▸ The task:
Copy out all the data, word for word.

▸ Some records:
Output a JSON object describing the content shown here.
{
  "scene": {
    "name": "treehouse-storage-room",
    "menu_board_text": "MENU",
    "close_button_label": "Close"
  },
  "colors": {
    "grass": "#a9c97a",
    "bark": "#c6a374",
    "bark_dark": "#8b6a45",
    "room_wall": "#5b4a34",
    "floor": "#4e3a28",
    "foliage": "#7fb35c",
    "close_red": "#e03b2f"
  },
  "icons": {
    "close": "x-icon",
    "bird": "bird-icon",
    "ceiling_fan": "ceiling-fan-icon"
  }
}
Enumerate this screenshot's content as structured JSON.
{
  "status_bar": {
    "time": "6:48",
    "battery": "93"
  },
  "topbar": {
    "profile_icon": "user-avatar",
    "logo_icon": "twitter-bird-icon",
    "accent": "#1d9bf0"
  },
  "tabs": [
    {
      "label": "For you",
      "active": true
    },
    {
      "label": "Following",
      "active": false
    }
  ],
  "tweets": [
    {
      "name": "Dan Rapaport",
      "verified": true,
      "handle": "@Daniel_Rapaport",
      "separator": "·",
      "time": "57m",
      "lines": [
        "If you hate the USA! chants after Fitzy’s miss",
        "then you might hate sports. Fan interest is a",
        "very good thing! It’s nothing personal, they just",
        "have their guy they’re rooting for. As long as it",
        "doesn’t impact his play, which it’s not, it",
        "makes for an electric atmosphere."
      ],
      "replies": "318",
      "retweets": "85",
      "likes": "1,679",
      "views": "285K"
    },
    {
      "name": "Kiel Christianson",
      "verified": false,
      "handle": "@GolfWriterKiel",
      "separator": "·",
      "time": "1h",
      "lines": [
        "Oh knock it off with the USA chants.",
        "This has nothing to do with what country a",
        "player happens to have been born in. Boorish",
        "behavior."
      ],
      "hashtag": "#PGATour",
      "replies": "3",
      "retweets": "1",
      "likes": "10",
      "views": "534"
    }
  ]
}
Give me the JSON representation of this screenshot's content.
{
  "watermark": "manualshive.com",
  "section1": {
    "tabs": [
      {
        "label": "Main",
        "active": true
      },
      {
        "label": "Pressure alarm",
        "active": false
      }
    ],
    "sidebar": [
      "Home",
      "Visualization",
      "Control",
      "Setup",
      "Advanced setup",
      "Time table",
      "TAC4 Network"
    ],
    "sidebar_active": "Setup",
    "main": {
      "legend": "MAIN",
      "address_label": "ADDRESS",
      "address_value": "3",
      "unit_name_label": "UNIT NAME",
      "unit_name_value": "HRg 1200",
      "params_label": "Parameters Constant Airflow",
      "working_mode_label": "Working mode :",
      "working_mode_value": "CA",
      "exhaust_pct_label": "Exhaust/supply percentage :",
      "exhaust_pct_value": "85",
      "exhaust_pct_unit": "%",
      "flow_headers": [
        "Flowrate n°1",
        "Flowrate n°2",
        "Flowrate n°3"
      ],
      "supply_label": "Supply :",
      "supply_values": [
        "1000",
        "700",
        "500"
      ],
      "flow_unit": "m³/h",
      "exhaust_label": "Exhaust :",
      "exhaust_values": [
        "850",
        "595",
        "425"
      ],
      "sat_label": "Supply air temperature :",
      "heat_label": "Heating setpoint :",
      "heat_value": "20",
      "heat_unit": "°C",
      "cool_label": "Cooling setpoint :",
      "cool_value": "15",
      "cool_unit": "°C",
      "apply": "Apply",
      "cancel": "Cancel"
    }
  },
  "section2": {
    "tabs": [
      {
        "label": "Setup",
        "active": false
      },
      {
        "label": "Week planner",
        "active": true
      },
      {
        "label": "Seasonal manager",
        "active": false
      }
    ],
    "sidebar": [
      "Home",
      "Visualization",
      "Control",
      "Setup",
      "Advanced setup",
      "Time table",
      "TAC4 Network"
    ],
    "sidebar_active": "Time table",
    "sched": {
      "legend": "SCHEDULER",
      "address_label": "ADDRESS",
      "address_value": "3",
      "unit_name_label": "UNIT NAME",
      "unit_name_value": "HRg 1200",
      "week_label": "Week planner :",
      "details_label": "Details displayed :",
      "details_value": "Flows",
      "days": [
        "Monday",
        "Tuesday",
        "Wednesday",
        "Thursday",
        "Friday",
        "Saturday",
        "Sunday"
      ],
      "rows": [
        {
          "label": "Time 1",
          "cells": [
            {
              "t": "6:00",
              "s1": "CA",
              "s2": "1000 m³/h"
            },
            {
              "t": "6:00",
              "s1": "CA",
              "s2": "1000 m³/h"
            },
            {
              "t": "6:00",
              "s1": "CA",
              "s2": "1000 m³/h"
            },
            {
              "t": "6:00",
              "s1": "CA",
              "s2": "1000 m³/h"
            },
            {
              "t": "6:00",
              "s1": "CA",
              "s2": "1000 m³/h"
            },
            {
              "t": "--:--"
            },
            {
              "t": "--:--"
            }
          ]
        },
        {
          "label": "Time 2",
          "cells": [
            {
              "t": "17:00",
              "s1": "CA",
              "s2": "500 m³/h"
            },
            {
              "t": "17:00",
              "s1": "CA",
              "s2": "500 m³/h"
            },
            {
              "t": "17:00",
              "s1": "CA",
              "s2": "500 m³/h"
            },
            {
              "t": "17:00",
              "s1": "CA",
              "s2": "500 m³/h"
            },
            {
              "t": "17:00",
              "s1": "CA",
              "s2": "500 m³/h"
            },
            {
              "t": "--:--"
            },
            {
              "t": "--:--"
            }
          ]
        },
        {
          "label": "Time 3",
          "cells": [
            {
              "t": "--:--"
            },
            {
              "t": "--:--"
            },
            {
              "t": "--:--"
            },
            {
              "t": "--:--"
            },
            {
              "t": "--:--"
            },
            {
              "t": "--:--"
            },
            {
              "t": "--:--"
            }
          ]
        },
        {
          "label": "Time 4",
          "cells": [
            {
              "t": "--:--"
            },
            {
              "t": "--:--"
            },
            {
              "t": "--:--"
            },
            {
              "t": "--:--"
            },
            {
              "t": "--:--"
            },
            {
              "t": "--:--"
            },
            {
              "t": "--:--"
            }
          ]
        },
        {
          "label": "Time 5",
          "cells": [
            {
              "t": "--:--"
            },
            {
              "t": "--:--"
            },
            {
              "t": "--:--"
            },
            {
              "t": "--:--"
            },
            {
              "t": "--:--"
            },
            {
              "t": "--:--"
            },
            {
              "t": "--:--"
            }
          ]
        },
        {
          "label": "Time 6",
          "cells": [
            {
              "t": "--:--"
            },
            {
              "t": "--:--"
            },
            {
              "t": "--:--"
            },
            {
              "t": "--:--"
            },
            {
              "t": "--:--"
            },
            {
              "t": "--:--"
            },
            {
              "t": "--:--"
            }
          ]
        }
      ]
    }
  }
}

▸ Response to the task:
Output a JSON object describing the content shown here.
{
  "scene": {
    "name": "treehouse-storage-room",
    "menu_board_text": "MENU",
    "close_button_label": "Close"
  },
  "colors": {
    "grass": "#a9c97a",
    "bark": "#c6a374",
    "bark_dark": "#8b6a45",
    "room_wall": "#5b4a34",
    "floor": "#4e3a28",
    "foliage": "#7fb35c",
    "close_red": "#e03b2f"
  },
  "icons": {
    "close": "x-icon",
    "bird": "bird-icon",
    "ceiling_fan": "ceiling-fan-icon"
  }
}
Enumerate this screenshot's content as structured JSON.
{
  "status_bar": {
    "time": "6:48",
    "battery": "93"
  },
  "topbar": {
    "profile_icon": "user-avatar",
    "logo_icon": "twitter-bird-icon",
    "accent": "#1d9bf0"
  },
  "tabs": [
    {
      "label": "For you",
      "active": true
    },
    {
      "label": "Following",
      "active": false
    }
  ],
  "tweets": [
    {
      "name": "Dan Rapaport",
      "verified": true,
      "handle": "@Daniel_Rapaport",
      "separator": "·",
      "time": "57m",
      "lines": [
        "If you hate the USA! chants after Fitzy’s miss",
        "then you might hate sports. Fan interest is a",
        "very good thing! It’s nothing personal, they just",
        "have their guy they’re rooting for. As long as it",
        "doesn’t impact his play, which it’s not, it",
        "makes for an electric atmosphere."
      ],
      "replies": "318",
      "retweets": "85",
      "likes": "1,679",
      "views": "285K"
    },
    {
      "name": "Kiel Christianson",
      "verified": false,
      "handle": "@GolfWriterKiel",
      "separator": "·",
      "time": "1h",
      "lines": [
        "Oh knock it off with the USA chants.",
        "This has nothing to do with what country a",
        "player happens to have been born in. Boorish",
        "behavior."
      ],
      "hashtag": "#PGATour",
      "replies": "3",
      "retweets": "1",
      "likes": "10",
      "views": "534"
    }
  ]
}
Give me the JSON representation of this screenshot's content.
{
  "watermark": "manualshive.com",
  "section1": {
    "tabs": [
      {
        "label": "Main",
        "active": true
      },
      {
        "label": "Pressure alarm",
        "active": false
      }
    ],
    "sidebar": [
      "Home",
      "Visualization",
      "Control",
      "Setup",
      "Advanced setup",
      "Time table",
      "TAC4 Network"
    ],
    "sidebar_active": "Setup",
    "main": {
      "legend": "MAIN",
      "address_label": "ADDRESS",
      "address_value": "3",
      "unit_name_label": "UNIT NAME",
      "unit_name_value": "HRg 1200",
      "params_label": "Parameters Constant Airflow",
      "working_mode_label": "Working mode :",
      "working_mode_value": "CA",
      "exhaust_pct_label": "Exhaust/supply percentage :",
      "exhaust_pct_value": "85",
      "exhaust_pct_unit": "%",
      "flow_headers": [
        "Flowrate n°1",
        "Flowrate n°2",
        "Flowrate n°3"
      ],
      "supply_label": "Supply :",
      "supply_values": [
        "1000",
        "700",
        "500"
      ],
      "flow_unit": "m³/h",
      "exhaust_label": "Exhaust :",
      "exhaust_values": [
        "850",
        "595",
        "425"
      ],
      "sat_label": "Supply air temperature :",
      "heat_label": "Heating setpoint :",
      "heat_value": "20",
      "heat_unit": "°C",
      "cool_label": "Cooling setpoint :",
      "cool_value": "15",
      "cool_unit": "°C",
      "apply": "Apply",
      "cancel": "Cancel"
    }
  },
  "section2": {
    "tabs": [
      {
        "label": "Setup",
        "active": false
      },
      {
        "label": "Week planner",
        "active": true
      },
      {
        "label": "Seasonal manager",
        "active": false
      }
    ],
    "sidebar": [
      "Home",
      "Visualization",
      "Control",
      "Setup",
      "Advanced setup",
      "Time table",
      "TAC4 Network"
    ],
    "sidebar_active": "Time table",
    "sched": {
      "legend": "SCHEDULER",
      "address_label": "ADDRESS",
      "address_value": "3",
      "unit_name_label": "UNIT NAME",
      "unit_name_value": "HRg 1200",
      "week_label": "Week planner :",
      "details_label": "Details displayed :",
      "details_value": "Flows",
      "days": [
        "Monday",
        "Tuesday",
        "Wednesday",
        "Thursday",
        "Friday",
        "Saturday",
        "Sunday"
      ],
      "rows": [
        {
          "label": "Time 1",
          "cells": [
            {
              "t": "6:00",
              "s1": "CA",
              "s2": "1000 m³/h"
            },
            {
              "t": "6:00",
              "s1": "CA",
              "s2": "1000 m³/h"
            },
            {
              "t": "6:00",
              "s1": "CA",
              "s2": "1000 m³/h"
            },
            {
              "t": "6:00",
              "s1": "CA",
              "s2": "1000 m³/h"
            },
            {
              "t": "6:00",
              "s1": "CA",
              "s2": "1000 m³/h"
            },
            {
              "t": "--:--"
            },
            {
              "t": "--:--"
            }
          ]
        },
        {
          "label": "Time 2",
          "cells": [
            {
              "t": "17:00",
              "s1": "CA",
              "s2": "500 m³/h"
            },
            {
              "t": "17:00",
              "s1": "CA",
              "s2": "500 m³/h"
            },
            {
              "t": "17:00",
              "s1": "CA",
              "s2": "500 m³/h"
            },
            {
              "t": "17:00",
              "s1": "CA",
              "s2": "500 m³/h"
            },
            {
              "t": "17:00",
              "s1": "CA",
              "s2": "500 m³/h"
            },
            {
              "t": "--:--"
            },
            {
              "t": "--:--"
            }
          ]
        },
        {
          "label": "Time 3",
          "cells": [
            {
              "t": "--:--"
            },
            {
              "t": "--:--"
            },
            {
              "t": "--:--"
            },
            {
              "t": "--:--"
            },
            {
              "t": "--:--"
            },
            {
              "t": "--:--"
            },
            {
              "t": "--:--"
            }
          ]
        },
        {
          "label": "Time 4",
          "cells": [
            {
              "t": "--:--"
            },
            {
              "t": "--:--"
            },
            {
              "t": "--:--"
            },
            {
              "t": "--:--"
            },
            {
              "t": "--:--"
            },
            {
              "t": "--:--"
            },
            {
              "t": "--:--"
            }
          ]
        },
        {
          "label": "Time 5",
          "cells": [
            {
              "t": "--:--"
            },
            {
              "t": "--:--"
            },
            {
              "t": "--:--"
            },
            {
              "t": "--:--"
            },
            {
              "t": "--:--"
            },
            {
              "t": "--:--"
            },
            {
              "t": "--:--"
            }
          ]
        },
        {
          "label": "Time 6",
          "cells": [
            {
              "t": "--:--"
            },
            {
              "t": "--:--"
            },
            {
              "t": "--:--"
            },
            {
              "t": "--:--"
            },
            {
              "t": "--:--"
            },
            {
              "t": "--:--"
            },
            {
              "t": "--:--"
            }
          ]
        }
      ]
    }
  }
}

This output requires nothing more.